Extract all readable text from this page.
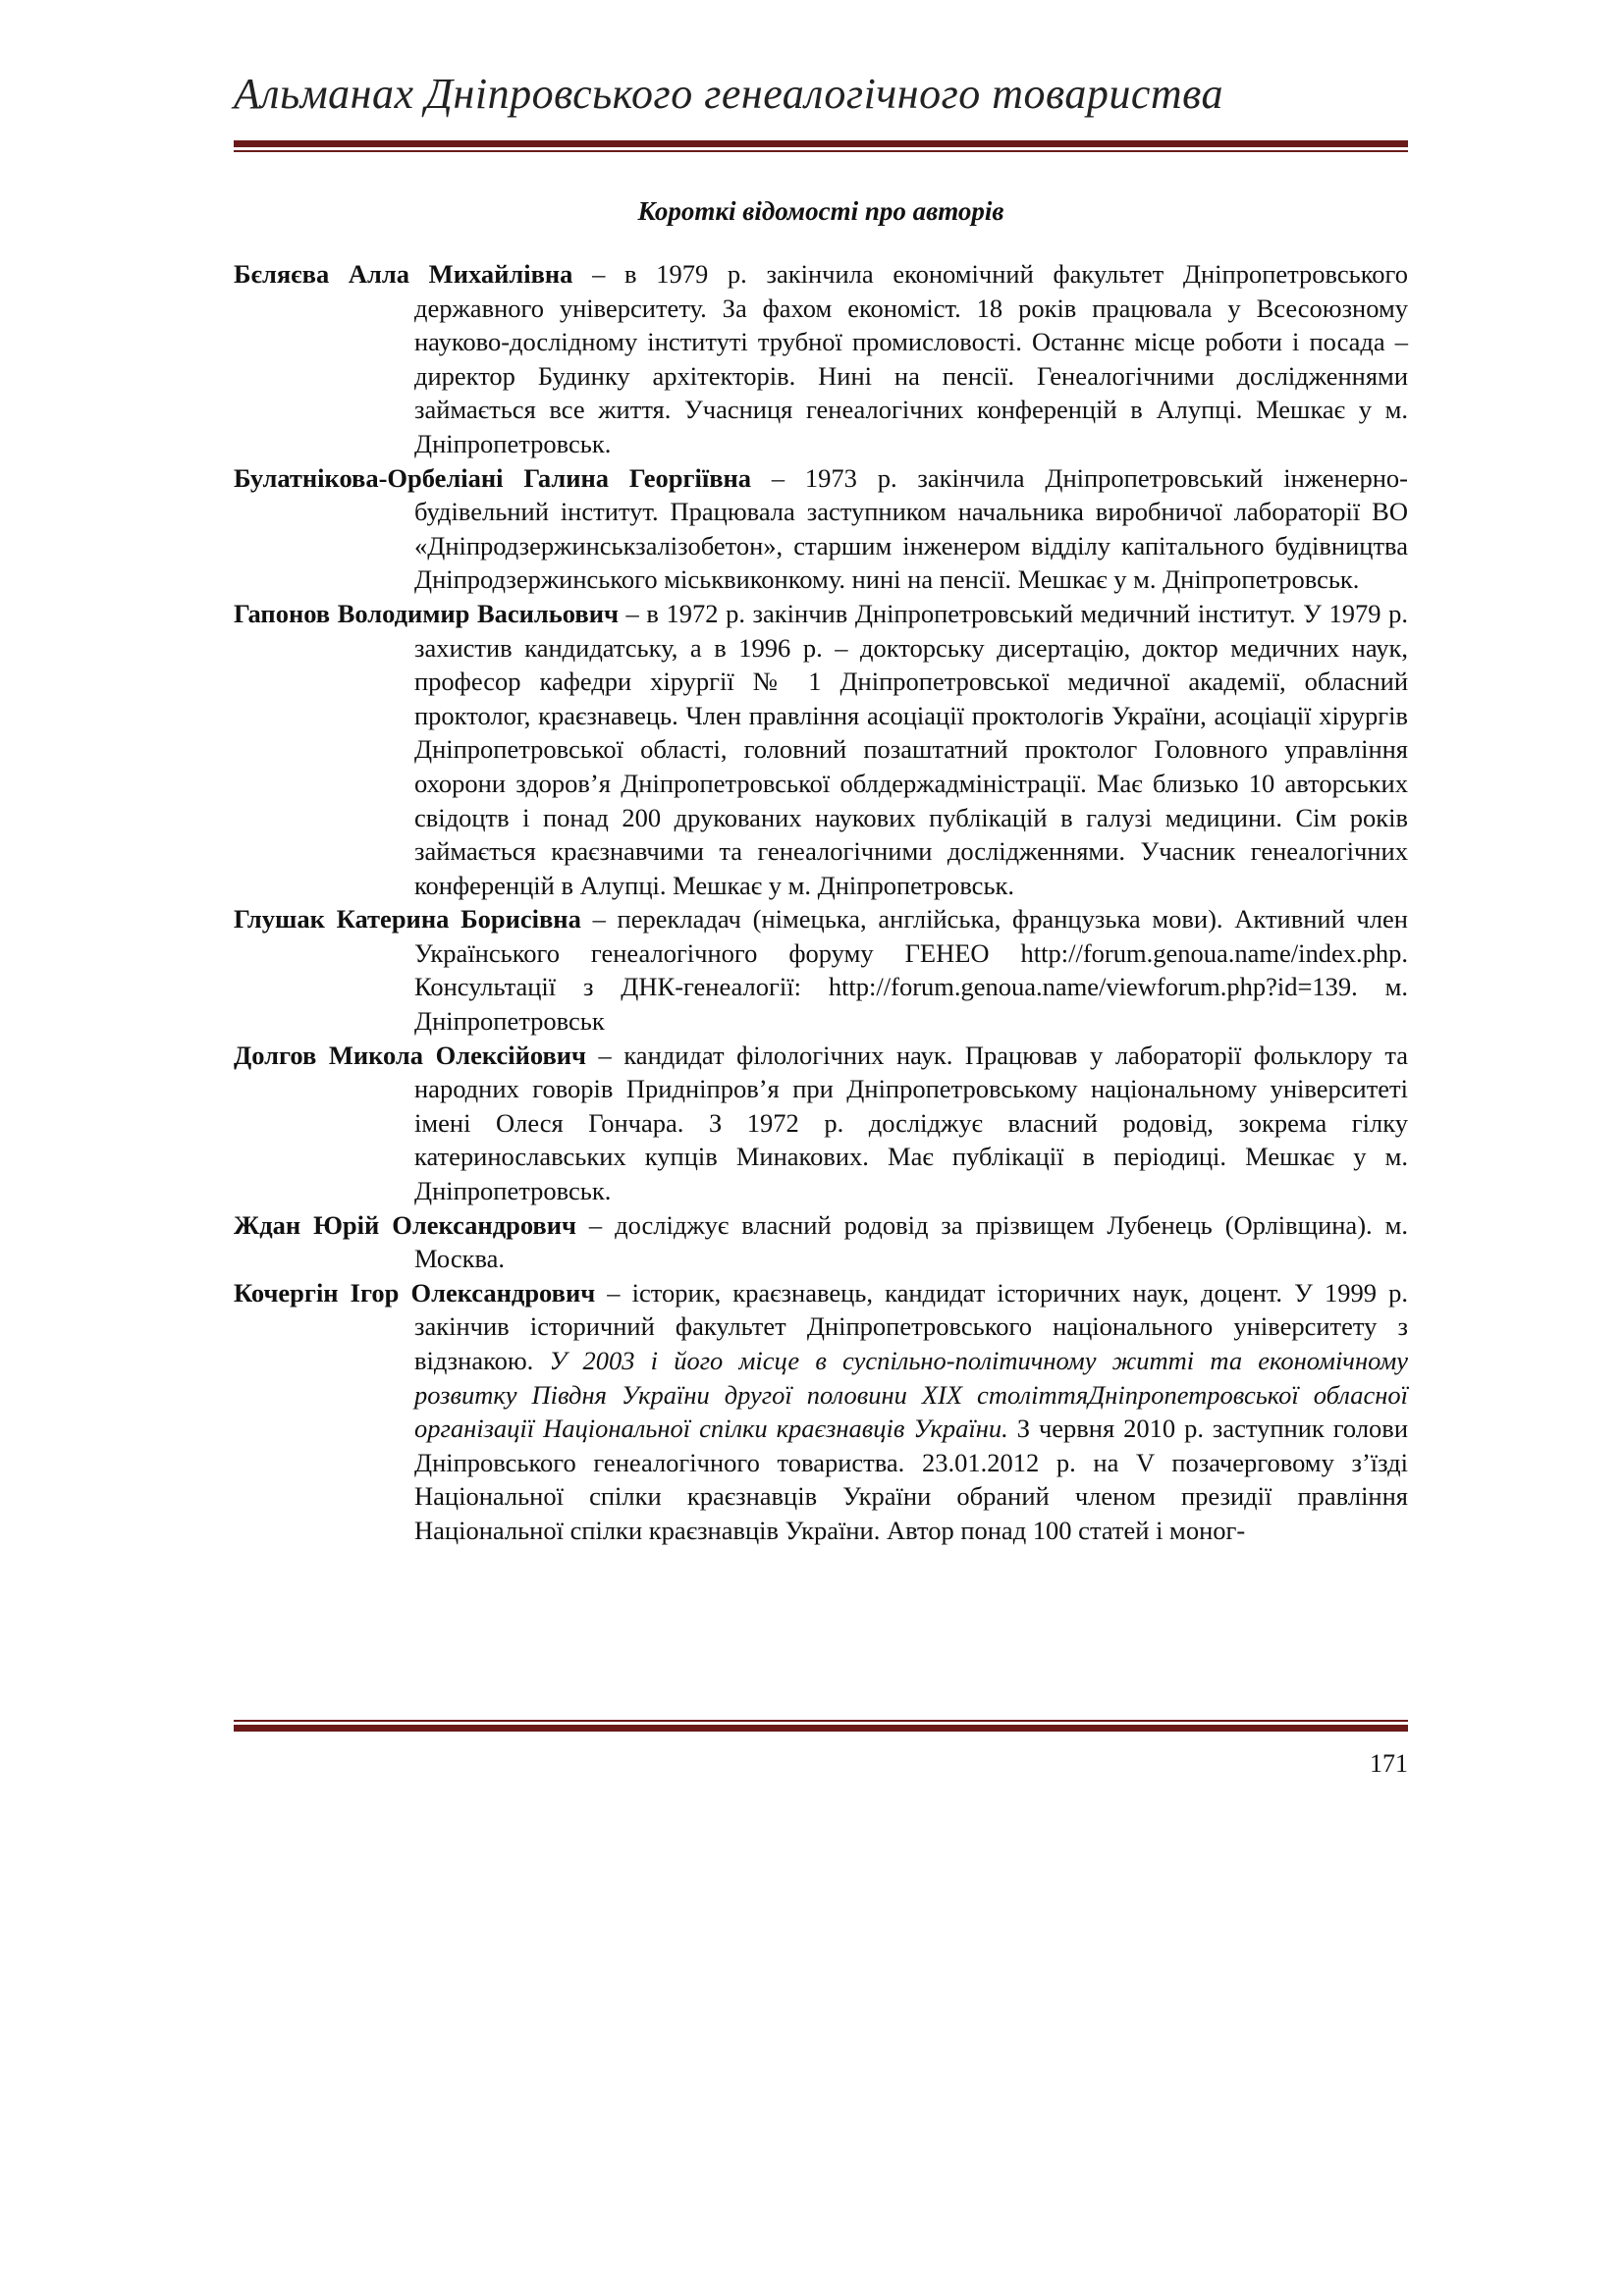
Альманах Дніпровського генеалогічного товариства
Короткі відомості про авторів

Бєляєва Алла Михайлівна – в 1979 р. закінчила економічний факультет Дніпропетровського державного університету. За фахом економіст. 18 років працювала у Всесоюзному науково-дослідному інституті трубної промисловості. Останнє місце роботи і посада – директор Будинку архітекторів. Нині на пенсії. Генеалогічними дослідженнями займається все життя. Учасниця генеалогічних конференцій в Алупці. Мешкає у м. Дніпропетровськ.

Булатнікова-Орбеліані Галина Георгіївна – 1973 р. закінчила Дніпропетровський інженерно-будівельний інститут. Працювала заступником начальника виробничої лабораторії ВО «Дніпродзержинськзалізобетон», старшим інженером відділу капітального будівництва Дніпродзержинського міськвиконкому. нині на пенсії. Мешкає у м. Дніпропетровськ.

Гапонов Володимир Васильович – в 1972 р. закінчив Дніпропетровський медичний інститут. У 1979 р. захистив кандидатську, а в 1996 р. – докторську дисертацію, доктор медичних наук, професор кафедри хірургії № 1 Дніпропетровської медичної академії, обласний проктолог, краєзнавець. Член правління асоціації проктологів України, асоціації хірургів Дніпропетровської області, головний позаштатний проктолог Головного управління охорони здоров’я Дніпропетровської облдержадміністрації. Має близько 10 авторських свідоцтв і понад 200 друкованих наукових публікацій в галузі медицини. Сім років займається краєзнавчими та генеалогічними дослідженнями. Учасник генеалогічних конференцій в Алупці. Мешкає у м. Дніпропетровськ.

Глушак Катерина Борисівна – перекладач (німецька, англійська, французька мови). Активний член Українського генеалогічного форуму ГЕНЕО http://forum.genoua.name/index.php. Консультації з ДНК-генеалогії: http://forum.genoua.name/viewforum.php?id=139. м. Дніпропетровськ

Долгов Микола Олексійович – кандидат філологічних наук. Працював у лабораторії фольклору та народних говорів Придніпров’я при Дніпропетровському національному університеті імені Олеся Гончара. З 1972 р. досліджує власний родовід, зокрема гілку катеринославських купців Минакових. Має публікації в періодиці. Мешкає у м. Дніпропетровськ.

Ждан Юрій Олександрович – досліджує власний родовід за прізвищем Лубенець (Орлівщина). м. Москва.

Кочергін Ігор Олександрович – історик, краєзнавець, кандидат історичних наук, доцент. У 1999 р. закінчив історичний факультет Дніпропетровського національного університету з відзнакою. У 2003 і його місце в суспільно-політичному житті та економічному розвитку Півдня України другої половини XIX століттяДніпропетровської обласної організації Національної спілки краєзнавців України. З червня 2010 р. заступник голови Дніпровського генеалогічного товариства. 23.01.2012 р. на V позачерговому з’їзді Національної спілки краєзнавців України обраний членом президії правління Національної спілки краєзнавців України. Автор понад 100 статей і моног-

171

◆ ◆ ◆ ◆ ◆

[TASK GOAL]: Without including any pictures, output all the entries above exactly.

[ANSWER TO THE TASK]:
Extract all readable text from this page.
Альманах Дніпровського генеалогічного товариства
Короткі відомості про авторів

Бєляєва Алла Михайлівна – в 1979 р. закінчила економічний факультет Дніпропетровського державного університету. За фахом економіст. 18 років працювала у Всесоюзному науково-дослідному інституті трубної промисловості. Останнє місце роботи і посада – директор Будинку архітекторів. Нині на пенсії. Генеалогічними дослідженнями займається все життя. Учасниця генеалогічних конференцій в Алупці. Мешкає у м. Дніпропетровськ.

Булатнікова-Орбеліані Галина Георгіївна – 1973 р. закінчила Дніпропетровський інженерно-будівельний інститут. Працювала заступником начальника виробничої лабораторії ВО «Дніпродзержинськзалізобетон», старшим інженером відділу капітального будівництва Дніпродзержинського міськвиконкому. нині на пенсії. Мешкає у м. Дніпропетровськ.

Гапонов Володимир Васильович – в 1972 р. закінчив Дніпропетровський медичний інститут. У 1979 р. захистив кандидатську, а в 1996 р. – докторську дисертацію, доктор медичних наук, професор кафедри хірургії № 1 Дніпропетровської медичної академії, обласний проктолог, краєзнавець. Член правління асоціації проктологів України, асоціації хірургів Дніпропетровської області, головний позаштатний проктолог Головного управління охорони здоров’я Дніпропетровської облдержадміністрації. Має близько 10 авторських свідоцтв і понад 200 друкованих наукових публікацій в галузі медицини. Сім років займається краєзнавчими та генеалогічними дослідженнями. Учасник генеалогічних конференцій в Алупці. Мешкає у м. Дніпропетровськ.

Глушак Катерина Борисівна – перекладач (німецька, англійська, французька мови). Активний член Українського генеалогічного форуму ГЕНЕО http://forum.genoua.name/index.php. Консультації з ДНК-генеалогії: http://forum.genoua.name/viewforum.php?id=139. м. Дніпропетровськ

Долгов Микола Олексійович – кандидат філологічних наук. Працював у лабораторії фольклору та народних говорів Придніпров’я при Дніпропетровському національному університеті імені Олеся Гончара. З 1972 р. досліджує власний родовід, зокрема гілку катеринославських купців Минакових. Має публікації в періодиці. Мешкає у м. Дніпропетровськ.

Ждан Юрій Олександрович – досліджує власний родовід за прізвищем Лубенець (Орлівщина). м. Москва.

Кочергін Ігор Олександрович – історик, краєзнавець, кандидат історичних наук, доцент. У 1999 р. закінчив історичний факультет Дніпропетровського національного університету з відзнакою. У 2003 і його місце в суспільно-політичному житті та економічному розвитку Півдня України другої половини XIX століттяДніпропетровської обласної організації Національної спілки краєзнавців України. З червня 2010 р. заступник голови Дніпровського генеалогічного товариства. 23.01.2012 р. на V позачерговому з’їзді Національної спілки краєзнавців України обраний членом президії правління Національної спілки краєзнавців України. Автор понад 100 статей і моног-

171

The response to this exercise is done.